Ihre Aufgaben
1. Prüfen Sie anhand des Textes zur Rallye Dakar, ob die folgenden Aussagen zutreffen: (a) Jutta Kleinschmidt gewann die Dakar im Jahr 2001. (b) Gerhard Walcher nahm zehn Mal an der Rallye Dakar teil. (c) Markus Walcher wurde 2010 deutscher Offroad-Meister. Antworten Sie jeweils mit Ja oder Nein und zitieren Sie die entscheidenden Worte wörtlich.
2. Führen Sie den Text zur Rallye Dakar im Anschluss an seinen letzten Satz weiter.

Textabschnitt
--------------------------------
Zum 40. Mal steigt 2018 die berühmteste aller Wüsten-Rallyes: die Dakar. Deutschland taucht in der Siegerliste nur einmal auf: 2001 gewann Jutta Kleinschmidt im Mitsubishi. 2018 wollen es drei Deutsche wissen, zwei davon sind Debütanten.
Markus Walcher wurden Offroad-Rallyes in die Wiege gelegt. Vater Gerhard fuhr seit den 80er Jahren selbst acht Mal bei der Rallye Dakar, als diese noch in Afrika zuhause war. „Mein Vater“, erzählt Markus Walcher, „hat seinen Entdeckergeist und seine Lust am Wettkampf an mich weitergegeben.“ 2010 gewann der heute 29-Jährige aus Ostfildern die deutsche Offroad-Meisterschaft. 2018 gibt er mit einem QT Wildcat, einem Allradler aus dem Familienteam, sein Dakar-Debüt.
--------------------------------
Erfasste Daten
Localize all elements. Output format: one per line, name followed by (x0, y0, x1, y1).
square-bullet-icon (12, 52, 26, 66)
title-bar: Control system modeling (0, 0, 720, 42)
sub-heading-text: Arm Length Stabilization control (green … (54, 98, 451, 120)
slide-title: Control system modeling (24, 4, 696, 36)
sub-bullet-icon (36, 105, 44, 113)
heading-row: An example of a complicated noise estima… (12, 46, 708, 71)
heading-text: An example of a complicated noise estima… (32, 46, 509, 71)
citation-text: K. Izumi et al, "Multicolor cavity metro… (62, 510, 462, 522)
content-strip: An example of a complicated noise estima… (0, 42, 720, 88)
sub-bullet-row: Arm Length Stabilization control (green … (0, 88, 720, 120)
--------------------------------
Antworten
1.
(a) Ja: „2001 gewann Jutta Kleinschmidt im Mitsubishi.“
(b) Nein: „Vater Gerhard fuhr seit den 80er Jahren selbst acht Mal bei der Rallye Dakar“
(c) Ja: „2010 gewann der heute 29-Jährige aus Ostfildern die deutsche Offroad-Meisterschaft.“

2.
Wüstenrallye
Markus Walcher greift 2018 bei der Rallye Dakar an
Nach einem Jahr Pause kehrt auch Jürgen Schröder zurück. Auch bei ihm wird es ein Familienausflug: Nachdem jahrelang Sohn David als Beifahrer und Navigator agierte (2011 Platz 18), ist jetzt Davids Bruder Maximilian Schröder an der Reihe. Einsatzfahrzeug: ein Toyota von South Racing.
Mit 62 Jahren gibt auch Rainer Wissmanns sein Debüt – mit einem Toyota Hilux. Der Bergisch Gladbacher war letztes Jahr damit bei der Africa Eco Rallye am Start. Sie wird jetzt dort ausgetragen, wo bis zum Umzug nach Südamerika 2009 noch die Rallye Paris Dakar stattfand. Doch der Reiz der Jubiläumsausgabe und die Tatsache, dass mit den Routen in Peru 2018 richtige Dünen-Wüsten wie in Afrika auf dem Programm stehen, reizen Wissmanns.